Reproduce all of the material exactly as shown.

Input data:
--- BEGIN ---
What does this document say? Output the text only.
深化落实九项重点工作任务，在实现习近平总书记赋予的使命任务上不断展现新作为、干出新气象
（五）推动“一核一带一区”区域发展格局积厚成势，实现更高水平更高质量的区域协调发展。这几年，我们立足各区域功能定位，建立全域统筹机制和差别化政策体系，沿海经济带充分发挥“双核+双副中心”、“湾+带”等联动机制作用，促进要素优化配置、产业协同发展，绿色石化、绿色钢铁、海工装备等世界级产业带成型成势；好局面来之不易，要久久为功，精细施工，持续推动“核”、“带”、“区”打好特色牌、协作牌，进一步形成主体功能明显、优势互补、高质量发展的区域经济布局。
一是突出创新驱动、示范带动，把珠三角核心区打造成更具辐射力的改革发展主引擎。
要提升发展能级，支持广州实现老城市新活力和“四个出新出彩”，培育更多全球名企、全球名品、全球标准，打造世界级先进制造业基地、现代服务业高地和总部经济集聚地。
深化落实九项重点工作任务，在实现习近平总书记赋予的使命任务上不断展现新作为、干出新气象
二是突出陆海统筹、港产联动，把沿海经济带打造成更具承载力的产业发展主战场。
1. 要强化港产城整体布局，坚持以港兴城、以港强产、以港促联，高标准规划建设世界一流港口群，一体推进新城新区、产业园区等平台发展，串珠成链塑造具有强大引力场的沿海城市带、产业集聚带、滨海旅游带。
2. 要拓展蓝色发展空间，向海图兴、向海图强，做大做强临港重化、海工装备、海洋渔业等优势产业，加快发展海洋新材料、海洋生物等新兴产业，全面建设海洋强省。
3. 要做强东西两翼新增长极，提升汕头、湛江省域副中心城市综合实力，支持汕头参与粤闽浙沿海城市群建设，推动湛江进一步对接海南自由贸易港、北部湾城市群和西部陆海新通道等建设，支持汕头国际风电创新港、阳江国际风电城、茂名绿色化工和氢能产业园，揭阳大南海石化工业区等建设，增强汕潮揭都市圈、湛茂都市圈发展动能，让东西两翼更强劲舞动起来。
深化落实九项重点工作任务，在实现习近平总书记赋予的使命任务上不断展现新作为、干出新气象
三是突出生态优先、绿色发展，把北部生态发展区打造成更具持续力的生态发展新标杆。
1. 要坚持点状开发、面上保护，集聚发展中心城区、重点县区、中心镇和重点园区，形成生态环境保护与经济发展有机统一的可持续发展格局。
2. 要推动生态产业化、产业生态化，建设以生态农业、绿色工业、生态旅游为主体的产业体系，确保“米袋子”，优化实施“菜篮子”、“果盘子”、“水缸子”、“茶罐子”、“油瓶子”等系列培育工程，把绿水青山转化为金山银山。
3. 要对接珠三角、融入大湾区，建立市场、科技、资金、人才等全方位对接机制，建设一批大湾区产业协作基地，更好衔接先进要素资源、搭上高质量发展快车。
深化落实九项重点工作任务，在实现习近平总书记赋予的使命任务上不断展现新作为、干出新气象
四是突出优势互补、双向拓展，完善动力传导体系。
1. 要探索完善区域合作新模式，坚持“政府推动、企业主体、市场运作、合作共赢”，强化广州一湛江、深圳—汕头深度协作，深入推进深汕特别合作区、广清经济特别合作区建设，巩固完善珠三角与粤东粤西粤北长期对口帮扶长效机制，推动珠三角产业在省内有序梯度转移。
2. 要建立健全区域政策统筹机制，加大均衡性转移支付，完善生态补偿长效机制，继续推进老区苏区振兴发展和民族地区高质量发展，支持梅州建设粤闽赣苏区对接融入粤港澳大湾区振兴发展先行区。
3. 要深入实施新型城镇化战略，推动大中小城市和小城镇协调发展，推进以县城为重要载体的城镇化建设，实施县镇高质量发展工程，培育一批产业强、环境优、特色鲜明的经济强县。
--- END ---
Answer in full:
What does this document say? Output the text only.
深化落实九项重点工作任务，在实现习近平总书记赋予的使命任务上不断展现新作为、干出新气象
（五）推动“一核一带一区”区域发展格局积厚成势，实现更高水平更高质量的区域协调发展。这几年，我们立足各区域功能定位，建立全域统筹机制和差别化政策体系，沿海经济带充分发挥“双核+双副中心”、“湾+带”等联动机制作用，促进要素优化配置、产业协同发展，绿色石化、绿色钢铁、海工装备等世界级产业带成型成势；好局面来之不易，要久久为功，精细施工，持续推动“核”、“带”、“区”打好特色牌、协作牌，进一步形成主体功能明显、优势互补、高质量发展的区域经济布局。
一是突出创新驱动、示范带动，把珠三角核心区打造成更具辐射力的改革发展主引擎。
要提升发展能级，支持广州实现老城市新活力和“四个出新出彩”，培育更多全球名企、全球名品、全球标准，打造世界级先进制造业基地、现代服务业高地和总部经济集聚地。
深化落实九项重点工作任务，在实现习近平总书记赋予的使命任务上不断展现新作为、干出新气象
二是突出陆海统筹、港产联动，把沿海经济带打造成更具承载力的产业发展主战场。
1. 要强化港产城整体布局，坚持以港兴城、以港强产、以港促联，高标准规划建设世界一流港口群，一体推进新城新区、产业园区等平台发展，串珠成链塑造具有强大引力场的沿海城市带、产业集聚带、滨海旅游带。
2. 要拓展蓝色发展空间，向海图兴、向海图强，做大做强临港重化、海工装备、海洋渔业等优势产业，加快发展海洋新材料、海洋生物等新兴产业，全面建设海洋强省。
3. 要做强东西两翼新增长极，提升汕头、湛江省域副中心城市综合实力，支持汕头参与粤闽浙沿海城市群建设，推动湛江进一步对接海南自由贸易港、北部湾城市群和西部陆海新通道等建设，支持汕头国际风电创新港、阳江国际风电城、茂名绿色化工和氢能产业园，揭阳大南海石化工业区等建设，增强汕潮揭都市圈、湛茂都市圈发展动能，让东西两翼更强劲舞动起来。
深化落实九项重点工作任务，在实现习近平总书记赋予的使命任务上不断展现新作为、干出新气象
三是突出生态优先、绿色发展，把北部生态发展区打造成更具持续力的生态发展新标杆。
1. 要坚持点状开发、面上保护，集聚发展中心城区、重点县区、中心镇和重点园区，形成生态环境保护与经济发展有机统一的可持续发展格局。
2. 要推动生态产业化、产业生态化，建设以生态农业、绿色工业、生态旅游为主体的产业体系，确保“米袋子”，优化实施“菜篮子”、“果盘子”、“水缸子”、“茶罐子”、“油瓶子”等系列培育工程，把绿水青山转化为金山银山。
3. 要对接珠三角、融入大湾区，建立市场、科技、资金、人才等全方位对接机制，建设一批大湾区产业协作基地，更好衔接先进要素资源、搭上高质量发展快车。
深化落实九项重点工作任务，在实现习近平总书记赋予的使命任务上不断展现新作为、干出新气象
四是突出优势互补、双向拓展，完善动力传导体系。
1. 要探索完善区域合作新模式，坚持“政府推动、企业主体、市场运作、合作共赢”，强化广州一湛江、深圳—汕头深度协作，深入推进深汕特别合作区、广清经济特别合作区建设，巩固完善珠三角与粤东粤西粤北长期对口帮扶长效机制，推动珠三角产业在省内有序梯度转移。
2. 要建立健全区域政策统筹机制，加大均衡性转移支付，完善生态补偿长效机制，继续推进老区苏区振兴发展和民族地区高质量发展，支持梅州建设粤闽赣苏区对接融入粤港澳大湾区振兴发展先行区。
3. 要深入实施新型城镇化战略，推动大中小城市和小城镇协调发展，推进以县城为重要载体的城镇化建设，实施县镇高质量发展工程，培育一批产业强、环境优、特色鲜明的经济强县。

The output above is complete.